_REQUIREMENTS_
Send back the records in full, character for character.

[DATA FOR PROCESSING start]

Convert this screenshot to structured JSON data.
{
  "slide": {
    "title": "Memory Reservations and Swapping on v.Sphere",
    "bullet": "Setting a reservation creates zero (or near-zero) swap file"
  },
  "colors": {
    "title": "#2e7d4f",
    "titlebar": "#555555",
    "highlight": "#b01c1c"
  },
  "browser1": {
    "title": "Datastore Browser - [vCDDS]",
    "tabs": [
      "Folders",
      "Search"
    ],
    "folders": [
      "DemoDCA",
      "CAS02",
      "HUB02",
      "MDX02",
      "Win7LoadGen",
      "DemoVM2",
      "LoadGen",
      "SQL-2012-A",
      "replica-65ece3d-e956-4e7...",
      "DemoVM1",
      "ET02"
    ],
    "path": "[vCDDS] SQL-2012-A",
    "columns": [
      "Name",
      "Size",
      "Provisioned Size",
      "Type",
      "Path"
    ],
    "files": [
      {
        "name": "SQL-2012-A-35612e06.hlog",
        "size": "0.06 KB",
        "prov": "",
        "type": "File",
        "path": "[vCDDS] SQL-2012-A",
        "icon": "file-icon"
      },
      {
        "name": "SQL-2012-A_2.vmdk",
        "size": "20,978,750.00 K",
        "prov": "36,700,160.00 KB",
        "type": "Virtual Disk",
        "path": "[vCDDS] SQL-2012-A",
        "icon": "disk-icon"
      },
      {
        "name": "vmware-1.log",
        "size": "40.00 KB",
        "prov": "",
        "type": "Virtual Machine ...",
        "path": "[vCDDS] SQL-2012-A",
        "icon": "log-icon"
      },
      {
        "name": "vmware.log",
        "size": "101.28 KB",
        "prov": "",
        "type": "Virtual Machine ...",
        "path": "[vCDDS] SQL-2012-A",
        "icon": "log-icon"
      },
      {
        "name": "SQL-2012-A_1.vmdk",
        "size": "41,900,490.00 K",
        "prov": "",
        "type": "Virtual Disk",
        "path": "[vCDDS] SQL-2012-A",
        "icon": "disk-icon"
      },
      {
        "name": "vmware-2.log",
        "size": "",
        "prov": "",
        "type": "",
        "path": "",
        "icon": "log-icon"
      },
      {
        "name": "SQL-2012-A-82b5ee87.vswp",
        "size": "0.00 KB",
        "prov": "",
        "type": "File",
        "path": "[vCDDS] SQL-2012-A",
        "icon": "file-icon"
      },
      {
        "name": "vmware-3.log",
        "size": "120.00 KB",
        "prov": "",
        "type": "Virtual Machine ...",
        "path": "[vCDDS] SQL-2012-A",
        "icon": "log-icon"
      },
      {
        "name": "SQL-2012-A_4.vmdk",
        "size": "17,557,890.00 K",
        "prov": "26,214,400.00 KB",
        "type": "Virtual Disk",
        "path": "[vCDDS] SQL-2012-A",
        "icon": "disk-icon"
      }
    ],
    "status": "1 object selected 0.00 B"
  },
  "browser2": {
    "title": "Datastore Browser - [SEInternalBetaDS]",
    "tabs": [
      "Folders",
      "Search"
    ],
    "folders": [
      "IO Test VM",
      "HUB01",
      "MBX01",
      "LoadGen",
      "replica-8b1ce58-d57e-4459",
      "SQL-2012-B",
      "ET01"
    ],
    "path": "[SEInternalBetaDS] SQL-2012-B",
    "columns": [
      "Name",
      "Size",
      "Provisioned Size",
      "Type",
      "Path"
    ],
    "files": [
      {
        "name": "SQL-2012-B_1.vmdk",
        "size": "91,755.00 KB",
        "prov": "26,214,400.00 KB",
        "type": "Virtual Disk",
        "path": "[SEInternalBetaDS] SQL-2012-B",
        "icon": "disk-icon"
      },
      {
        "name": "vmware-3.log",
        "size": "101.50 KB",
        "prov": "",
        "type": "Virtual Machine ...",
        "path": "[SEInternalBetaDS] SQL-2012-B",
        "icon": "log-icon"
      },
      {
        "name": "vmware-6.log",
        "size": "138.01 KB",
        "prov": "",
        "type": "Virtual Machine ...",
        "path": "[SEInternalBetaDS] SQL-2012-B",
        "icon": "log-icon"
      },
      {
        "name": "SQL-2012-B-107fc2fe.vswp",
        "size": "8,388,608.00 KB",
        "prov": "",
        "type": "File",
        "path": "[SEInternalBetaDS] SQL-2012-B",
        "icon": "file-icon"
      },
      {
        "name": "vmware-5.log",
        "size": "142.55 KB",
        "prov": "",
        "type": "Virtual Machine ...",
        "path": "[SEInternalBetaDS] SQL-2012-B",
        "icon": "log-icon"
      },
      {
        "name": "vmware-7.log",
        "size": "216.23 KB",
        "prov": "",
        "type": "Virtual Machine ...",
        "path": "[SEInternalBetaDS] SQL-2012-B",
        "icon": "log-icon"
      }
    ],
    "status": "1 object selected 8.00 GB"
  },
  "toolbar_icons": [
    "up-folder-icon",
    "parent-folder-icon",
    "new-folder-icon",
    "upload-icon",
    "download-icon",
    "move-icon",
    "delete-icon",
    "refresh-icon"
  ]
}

[DATA FOR PROCESSING end]

_FINISHED EXERCISE_
Convert this screenshot to structured JSON data.
{
  "slide": {
    "title": "Memory Reservations and Swapping on v.Sphere",
    "bullet": "Setting a reservation creates zero (or near-zero) swap file"
  },
  "colors": {
    "title": "#2e7d4f",
    "titlebar": "#555555",
    "highlight": "#b01c1c"
  },
  "browser1": {
    "title": "Datastore Browser - [vCDDS]",
    "tabs": [
      "Folders",
      "Search"
    ],
    "folders": [
      "DemoDCA",
      "CAS02",
      "HUB02",
      "MDX02",
      "Win7LoadGen",
      "DemoVM2",
      "LoadGen",
      "SQL-2012-A",
      "replica-65ece3d-e956-4e7...",
      "DemoVM1",
      "ET02"
    ],
    "path": "[vCDDS] SQL-2012-A",
    "columns": [
      "Name",
      "Size",
      "Provisioned Size",
      "Type",
      "Path"
    ],
    "files": [
      {
        "name": "SQL-2012-A-35612e06.hlog",
        "size": "0.06 KB",
        "prov": "",
        "type": "File",
        "path": "[vCDDS] SQL-2012-A",
        "icon": "file-icon"
      },
      {
        "name": "SQL-2012-A_2.vmdk",
        "size": "20,978,750.00 K",
        "prov": "36,700,160.00 KB",
        "type": "Virtual Disk",
        "path": "[vCDDS] SQL-2012-A",
        "icon": "disk-icon"
      },
      {
        "name": "vmware-1.log",
        "size": "40.00 KB",
        "prov": "",
        "type": "Virtual Machine ...",
        "path": "[vCDDS] SQL-2012-A",
        "icon": "log-icon"
      },
      {
        "name": "vmware.log",
        "size": "101.28 KB",
        "prov": "",
        "type": "Virtual Machine ...",
        "path": "[vCDDS] SQL-2012-A",
        "icon": "log-icon"
      },
      {
        "name": "SQL-2012-A_1.vmdk",
        "size": "41,900,490.00 K",
        "prov": "",
        "type": "Virtual Disk",
        "path": "[vCDDS] SQL-2012-A",
        "icon": "disk-icon"
      },
      {
        "name": "vmware-2.log",
        "size": "",
        "prov": "",
        "type": "",
        "path": "",
        "icon": "log-icon"
      },
      {
        "name": "SQL-2012-A-82b5ee87.vswp",
        "size": "0.00 KB",
        "prov": "",
        "type": "File",
        "path": "[vCDDS] SQL-2012-A",
        "icon": "file-icon"
      },
      {
        "name": "vmware-3.log",
        "size": "120.00 KB",
        "prov": "",
        "type": "Virtual Machine ...",
        "path": "[vCDDS] SQL-2012-A",
        "icon": "log-icon"
      },
      {
        "name": "SQL-2012-A_4.vmdk",
        "size": "17,557,890.00 K",
        "prov": "26,214,400.00 KB",
        "type": "Virtual Disk",
        "path": "[vCDDS] SQL-2012-A",
        "icon": "disk-icon"
      }
    ],
    "status": "1 object selected 0.00 B"
  },
  "browser2": {
    "title": "Datastore Browser - [SEInternalBetaDS]",
    "tabs": [
      "Folders",
      "Search"
    ],
    "folders": [
      "IO Test VM",
      "HUB01",
      "MBX01",
      "LoadGen",
      "replica-8b1ce58-d57e-4459",
      "SQL-2012-B",
      "ET01"
    ],
    "path": "[SEInternalBetaDS] SQL-2012-B",
    "columns": [
      "Name",
      "Size",
      "Provisioned Size",
      "Type",
      "Path"
    ],
    "files": [
      {
        "name": "SQL-2012-B_1.vmdk",
        "size": "91,755.00 KB",
        "prov": "26,214,400.00 KB",
        "type": "Virtual Disk",
        "path": "[SEInternalBetaDS] SQL-2012-B",
        "icon": "disk-icon"
      },
      {
        "name": "vmware-3.log",
        "size": "101.50 KB",
        "prov": "",
        "type": "Virtual Machine ...",
        "path": "[SEInternalBetaDS] SQL-2012-B",
        "icon": "log-icon"
      },
      {
        "name": "vmware-6.log",
        "size": "138.01 KB",
        "prov": "",
        "type": "Virtual Machine ...",
        "path": "[SEInternalBetaDS] SQL-2012-B",
        "icon": "log-icon"
      },
      {
        "name": "SQL-2012-B-107fc2fe.vswp",
        "size": "8,388,608.00 KB",
        "prov": "",
        "type": "File",
        "path": "[SEInternalBetaDS] SQL-2012-B",
        "icon": "file-icon"
      },
      {
        "name": "vmware-5.log",
        "size": "142.55 KB",
        "prov": "",
        "type": "Virtual Machine ...",
        "path": "[SEInternalBetaDS] SQL-2012-B",
        "icon": "log-icon"
      },
      {
        "name": "vmware-7.log",
        "size": "216.23 KB",
        "prov": "",
        "type": "Virtual Machine ...",
        "path": "[SEInternalBetaDS] SQL-2012-B",
        "icon": "log-icon"
      }
    ],
    "status": "1 object selected 8.00 GB"
  },
  "toolbar_icons": [
    "up-folder-icon",
    "parent-folder-icon",
    "new-folder-icon",
    "upload-icon",
    "download-icon",
    "move-icon",
    "delete-icon",
    "refresh-icon"
  ]
}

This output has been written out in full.